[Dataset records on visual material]
= Beginning of Section =
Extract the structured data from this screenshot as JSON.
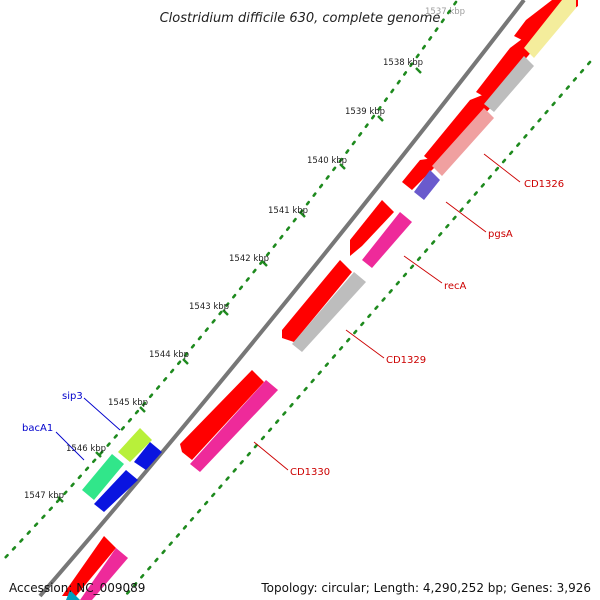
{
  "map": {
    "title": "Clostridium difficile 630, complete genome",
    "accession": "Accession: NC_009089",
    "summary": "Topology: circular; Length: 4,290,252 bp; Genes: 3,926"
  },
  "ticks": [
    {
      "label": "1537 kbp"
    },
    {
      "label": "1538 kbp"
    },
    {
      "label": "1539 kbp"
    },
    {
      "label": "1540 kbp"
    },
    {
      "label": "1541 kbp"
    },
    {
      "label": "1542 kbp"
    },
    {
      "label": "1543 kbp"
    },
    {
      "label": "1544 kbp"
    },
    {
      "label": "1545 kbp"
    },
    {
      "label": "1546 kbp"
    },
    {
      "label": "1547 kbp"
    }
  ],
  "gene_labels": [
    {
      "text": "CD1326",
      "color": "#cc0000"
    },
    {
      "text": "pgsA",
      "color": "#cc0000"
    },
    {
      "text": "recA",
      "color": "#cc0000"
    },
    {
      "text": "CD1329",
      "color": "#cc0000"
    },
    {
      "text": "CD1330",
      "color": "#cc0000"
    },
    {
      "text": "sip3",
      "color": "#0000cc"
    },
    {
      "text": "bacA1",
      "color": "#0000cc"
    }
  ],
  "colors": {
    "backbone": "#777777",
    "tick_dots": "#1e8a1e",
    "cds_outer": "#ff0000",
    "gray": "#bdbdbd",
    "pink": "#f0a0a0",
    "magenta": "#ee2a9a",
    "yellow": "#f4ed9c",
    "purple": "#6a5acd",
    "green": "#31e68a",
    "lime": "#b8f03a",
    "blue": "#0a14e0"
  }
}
= End of Section =
▶ **TO DO**: Leaving out the pictures, repeat all of the entries exactly.

▶ **ANSWER TO THE EXERCISE**:
Extract the structured data from this screenshot as JSON.
{
  "map": {
    "title": "Clostridium difficile 630, complete genome",
    "accession": "Accession: NC_009089",
    "summary": "Topology: circular; Length: 4,290,252 bp; Genes: 3,926"
  },
  "ticks": [
    {
      "label": "1537 kbp"
    },
    {
      "label": "1538 kbp"
    },
    {
      "label": "1539 kbp"
    },
    {
      "label": "1540 kbp"
    },
    {
      "label": "1541 kbp"
    },
    {
      "label": "1542 kbp"
    },
    {
      "label": "1543 kbp"
    },
    {
      "label": "1544 kbp"
    },
    {
      "label": "1545 kbp"
    },
    {
      "label": "1546 kbp"
    },
    {
      "label": "1547 kbp"
    }
  ],
  "gene_labels": [
    {
      "text": "CD1326",
      "color": "#cc0000"
    },
    {
      "text": "pgsA",
      "color": "#cc0000"
    },
    {
      "text": "recA",
      "color": "#cc0000"
    },
    {
      "text": "CD1329",
      "color": "#cc0000"
    },
    {
      "text": "CD1330",
      "color": "#cc0000"
    },
    {
      "text": "sip3",
      "color": "#0000cc"
    },
    {
      "text": "bacA1",
      "color": "#0000cc"
    }
  ],
  "colors": {
    "backbone": "#777777",
    "tick_dots": "#1e8a1e",
    "cds_outer": "#ff0000",
    "gray": "#bdbdbd",
    "pink": "#f0a0a0",
    "magenta": "#ee2a9a",
    "yellow": "#f4ed9c",
    "purple": "#6a5acd",
    "green": "#31e68a",
    "lime": "#b8f03a",
    "blue": "#0a14e0"
  }
}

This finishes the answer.